Task requirements - Repeat every record exactly, but keep images out of the copy.

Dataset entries
══════════

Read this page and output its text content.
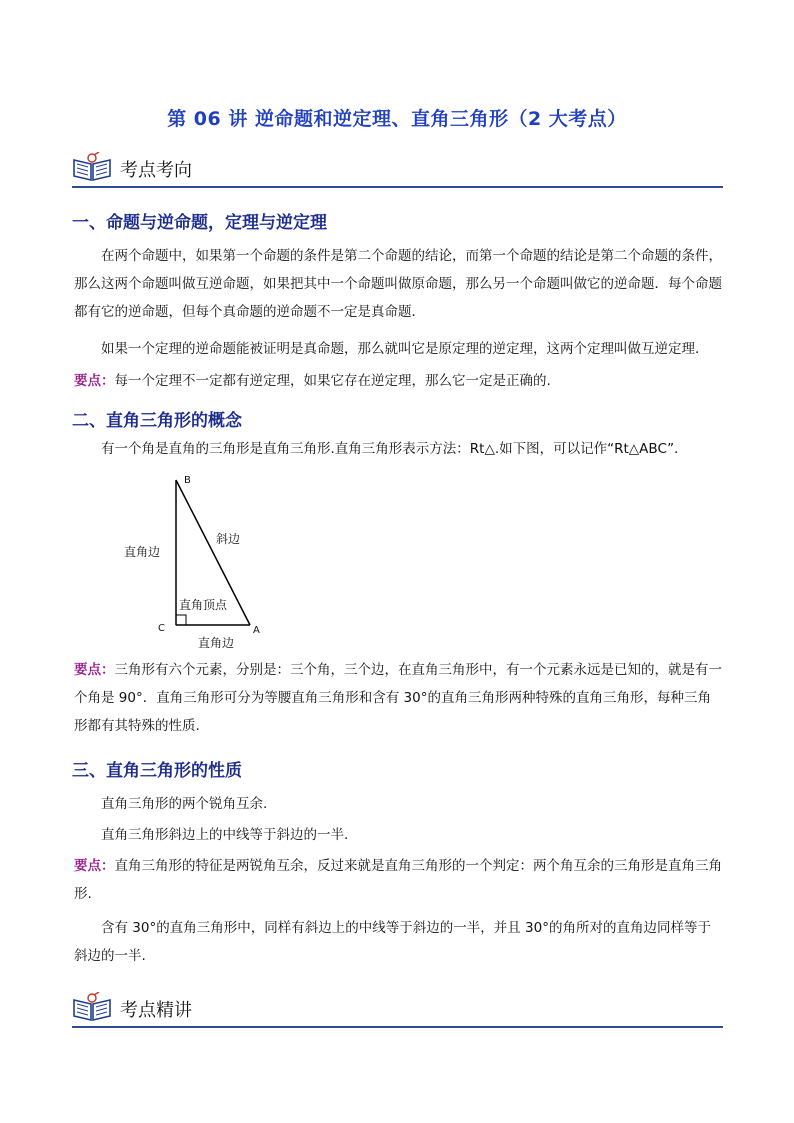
第 06 讲 逆命题和逆定理、直角三角形（2 大考点）
考点考向
一、命题与逆命题，定理与逆定理
在两个命题中，如果第一个命题的条件是第二个命题的结论，而第一个命题的结论是第二个命题的条件，那么这两个命题叫做互逆命题，如果把其中一个命题叫做原命题，那么另一个命题叫做它的逆命题．每个命题都有它的逆命题，但每个真命题的逆命题不一定是真命题．
如果一个定理的逆命题能被证明是真命题，那么就叫它是原定理的逆定理，这两个定理叫做互逆定理．
要点：每一个定理不一定都有逆定理，如果它存在逆定理，那么它一定是正确的.
二、直角三角形的概念
有一个角是直角的三角形是直角三角形.直角三角形表示方法：Rt△.如下图，可以记作“Rt△ABC”．
B
C	A
直角边
斜边
直角顶点
直角边
要点：三角形有六个元素，分别是：三个角，三个边，在直角三角形中，有一个元素永远是已知的，就是有一个角是 90°．直角三角形可分为等腰直角三角形和含有 30°的直角三角形两种特殊的直角三角形，每种三角形都有其特殊的性质.
三、直角三角形的性质
直角三角形的两个锐角互余.
直角三角形斜边上的中线等于斜边的一半.
要点：直角三角形的特征是两锐角互余，反过来就是直角三角形的一个判定：两个角互余的三角形是直角三角形.
含有 30°的直角三角形中，同样有斜边上的中线等于斜边的一半，并且 30°的角所对的直角边同样等于斜边的一半.
考点精讲
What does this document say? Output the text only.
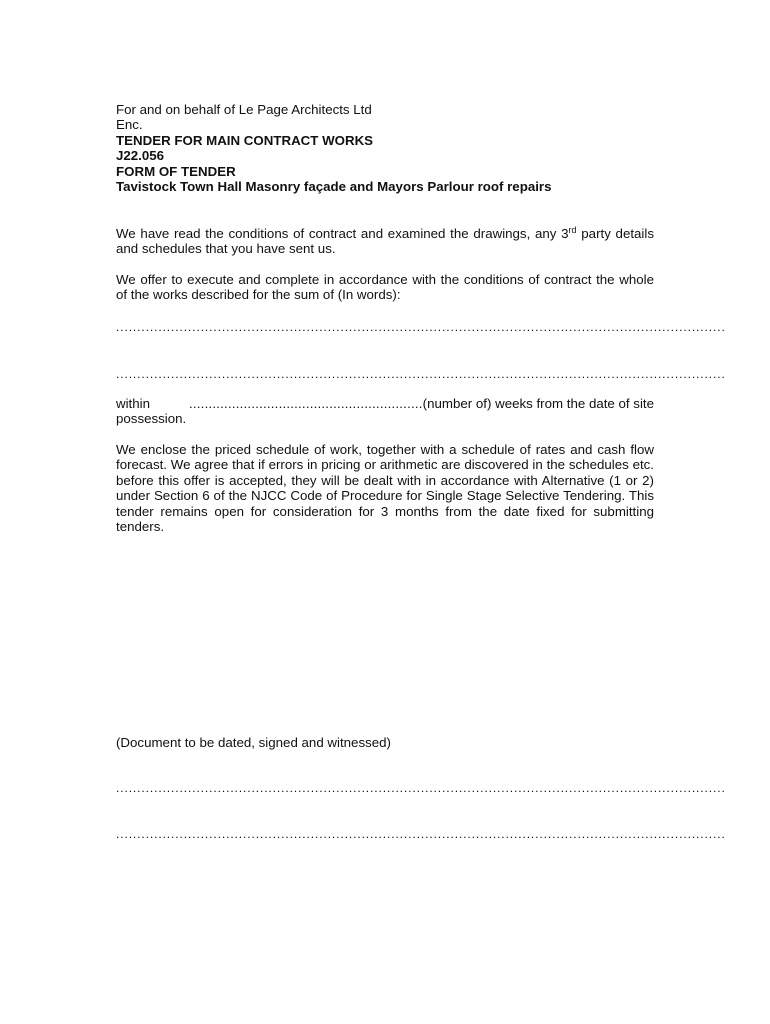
For and on behalf of Le Page Architects Ltd
Enc.
TENDER FOR MAIN CONTRACT WORKS
J22.056
FORM OF TENDER
Tavistock Town Hall Masonry façade and Mayors Parlour roof repairs
We have read the conditions of contract and examined the drawings, any 3rd party details and schedules that you have sent us.
We offer to execute and complete in accordance with the conditions of contract the whole of the works described for the sum of (In words):
................................................................................................................................................
................................................................................................................................................
within	............................................................(number of) weeks from the date of site
possession.
We enclose the priced schedule of work, together with a schedule of rates and cash flow forecast. We agree that if errors in pricing or arithmetic are discovered in the schedules etc. before this offer is accepted, they will be dealt with in accordance with Alternative (1 or 2) under Section 6 of the NJCC Code of Procedure for Single Stage Selective Tendering. This tender remains open for consideration for 3 months from the date fixed for submitting tenders.
(Document to be dated, signed and witnessed)
................................................................................................................................................
................................................................................................................................................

══════════

Output for this task -
Read this page and output its text content.
第 06 讲 逆命题和逆定理、直角三角形（2 大考点）
考点考向
一、命题与逆命题，定理与逆定理
在两个命题中，如果第一个命题的条件是第二个命题的结论，而第一个命题的结论是第二个命题的条件，那么这两个命题叫做互逆命题，如果把其中一个命题叫做原命题，那么另一个命题叫做它的逆命题．每个命题都有它的逆命题，但每个真命题的逆命题不一定是真命题．
如果一个定理的逆命题能被证明是真命题，那么就叫它是原定理的逆定理，这两个定理叫做互逆定理．
要点：每一个定理不一定都有逆定理，如果它存在逆定理，那么它一定是正确的.
二、直角三角形的概念
有一个角是直角的三角形是直角三角形.直角三角形表示方法：Rt△.如下图，可以记作“Rt△ABC”．
B
C	A
直角边
斜边
直角顶点
直角边
要点：三角形有六个元素，分别是：三个角，三个边，在直角三角形中，有一个元素永远是已知的，就是有一个角是 90°．直角三角形可分为等腰直角三角形和含有 30°的直角三角形两种特殊的直角三角形，每种三角形都有其特殊的性质.
三、直角三角形的性质
直角三角形的两个锐角互余.
直角三角形斜边上的中线等于斜边的一半.
要点：直角三角形的特征是两锐角互余，反过来就是直角三角形的一个判定：两个角互余的三角形是直角三角形.
含有 30°的直角三角形中，同样有斜边上的中线等于斜边的一半，并且 30°的角所对的直角边同样等于斜边的一半.
考点精讲
What does this document say? Output the text only.
For and on behalf of Le Page Architects Ltd
Enc.
TENDER FOR MAIN CONTRACT WORKS
J22.056
FORM OF TENDER
Tavistock Town Hall Masonry façade and Mayors Parlour roof repairs
We have read the conditions of contract and examined the drawings, any 3rd party details and schedules that you have sent us.
We offer to execute and complete in accordance with the conditions of contract the whole of the works described for the sum of (In words):
................................................................................................................................................
................................................................................................................................................
within	............................................................(number of) weeks from the date of site
possession.
We enclose the priced schedule of work, together with a schedule of rates and cash flow forecast. We agree that if errors in pricing or arithmetic are discovered in the schedules etc. before this offer is accepted, they will be dealt with in accordance with Alternative (1 or 2) under Section 6 of the NJCC Code of Procedure for Single Stage Selective Tendering. This tender remains open for consideration for 3 months from the date fixed for submitting tenders.
(Document to be dated, signed and witnessed)
................................................................................................................................................
................................................................................................................................................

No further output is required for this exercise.